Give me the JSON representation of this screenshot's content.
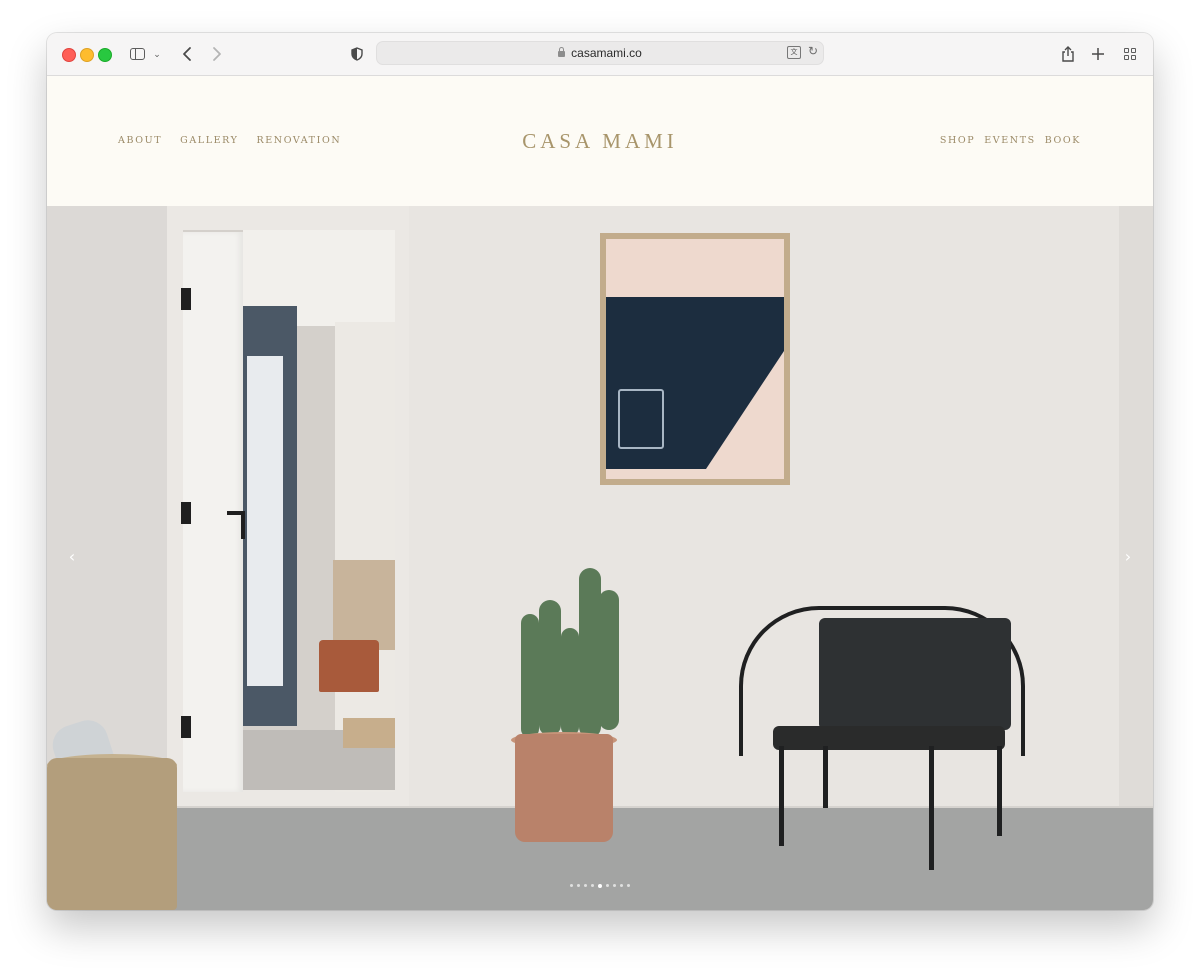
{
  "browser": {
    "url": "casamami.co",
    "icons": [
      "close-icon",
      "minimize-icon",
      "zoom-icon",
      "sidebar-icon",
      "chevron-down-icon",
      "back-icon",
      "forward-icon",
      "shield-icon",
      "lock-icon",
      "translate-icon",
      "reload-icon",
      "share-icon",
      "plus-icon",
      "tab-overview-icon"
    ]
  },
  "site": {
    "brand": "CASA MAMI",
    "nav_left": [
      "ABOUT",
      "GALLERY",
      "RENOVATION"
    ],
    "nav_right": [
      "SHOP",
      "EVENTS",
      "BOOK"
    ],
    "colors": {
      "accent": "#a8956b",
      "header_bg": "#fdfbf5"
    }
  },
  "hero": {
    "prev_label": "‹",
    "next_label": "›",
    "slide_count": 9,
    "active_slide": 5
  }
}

______

WHAT IS EXPECTED
Give every line above again exactly, with no pictures.

COMPLETE ANSWER
Give me the JSON representation of this screenshot's content.
{
  "browser": {
    "url": "casamami.co",
    "icons": [
      "close-icon",
      "minimize-icon",
      "zoom-icon",
      "sidebar-icon",
      "chevron-down-icon",
      "back-icon",
      "forward-icon",
      "shield-icon",
      "lock-icon",
      "translate-icon",
      "reload-icon",
      "share-icon",
      "plus-icon",
      "tab-overview-icon"
    ]
  },
  "site": {
    "brand": "CASA MAMI",
    "nav_left": [
      "ABOUT",
      "GALLERY",
      "RENOVATION"
    ],
    "nav_right": [
      "SHOP",
      "EVENTS",
      "BOOK"
    ],
    "colors": {
      "accent": "#a8956b",
      "header_bg": "#fdfbf5"
    }
  },
  "hero": {
    "prev_label": "‹",
    "next_label": "›",
    "slide_count": 9,
    "active_slide": 5
  }
}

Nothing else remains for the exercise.